- [What to do] Within the records that follow, find every line containing the string "Shallow". Copy those lines.

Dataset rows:
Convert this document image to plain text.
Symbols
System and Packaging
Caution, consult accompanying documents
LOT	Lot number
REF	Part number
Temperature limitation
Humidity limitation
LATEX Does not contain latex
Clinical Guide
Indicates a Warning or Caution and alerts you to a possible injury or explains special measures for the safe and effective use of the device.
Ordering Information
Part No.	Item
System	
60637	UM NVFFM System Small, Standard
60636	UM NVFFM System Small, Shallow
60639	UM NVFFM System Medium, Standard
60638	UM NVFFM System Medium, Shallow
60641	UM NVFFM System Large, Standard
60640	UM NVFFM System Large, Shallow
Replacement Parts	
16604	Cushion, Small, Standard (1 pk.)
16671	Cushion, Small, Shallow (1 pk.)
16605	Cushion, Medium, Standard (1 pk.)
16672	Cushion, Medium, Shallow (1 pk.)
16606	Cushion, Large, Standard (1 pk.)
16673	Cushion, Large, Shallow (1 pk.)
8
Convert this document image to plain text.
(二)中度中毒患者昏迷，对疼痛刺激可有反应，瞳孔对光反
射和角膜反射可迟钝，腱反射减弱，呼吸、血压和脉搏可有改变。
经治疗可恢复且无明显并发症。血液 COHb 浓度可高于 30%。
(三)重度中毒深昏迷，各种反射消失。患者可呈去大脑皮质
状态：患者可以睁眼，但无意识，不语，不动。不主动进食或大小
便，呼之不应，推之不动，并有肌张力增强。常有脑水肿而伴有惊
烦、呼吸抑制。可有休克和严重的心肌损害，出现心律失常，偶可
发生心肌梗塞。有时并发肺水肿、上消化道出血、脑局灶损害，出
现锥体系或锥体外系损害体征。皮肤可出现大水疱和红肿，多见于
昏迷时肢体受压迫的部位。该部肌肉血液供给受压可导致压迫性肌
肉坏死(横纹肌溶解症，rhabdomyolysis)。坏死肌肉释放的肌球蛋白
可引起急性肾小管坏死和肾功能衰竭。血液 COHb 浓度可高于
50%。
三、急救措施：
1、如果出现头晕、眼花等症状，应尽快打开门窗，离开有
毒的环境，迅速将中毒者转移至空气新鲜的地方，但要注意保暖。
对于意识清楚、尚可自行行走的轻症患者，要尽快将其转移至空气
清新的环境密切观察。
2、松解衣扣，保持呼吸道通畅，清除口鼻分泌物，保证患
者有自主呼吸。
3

- [Full solution]
60636	UM NVFFM System Small, Shallow
60638	UM NVFFM System Medium, Shallow
60640	UM NVFFM System Large, Shallow
16671	Cushion, Small, Shallow (1 pk.)
16672	Cushion, Medium, Shallow (1 pk.)
16673	Cushion, Large, Shallow (1 pk.)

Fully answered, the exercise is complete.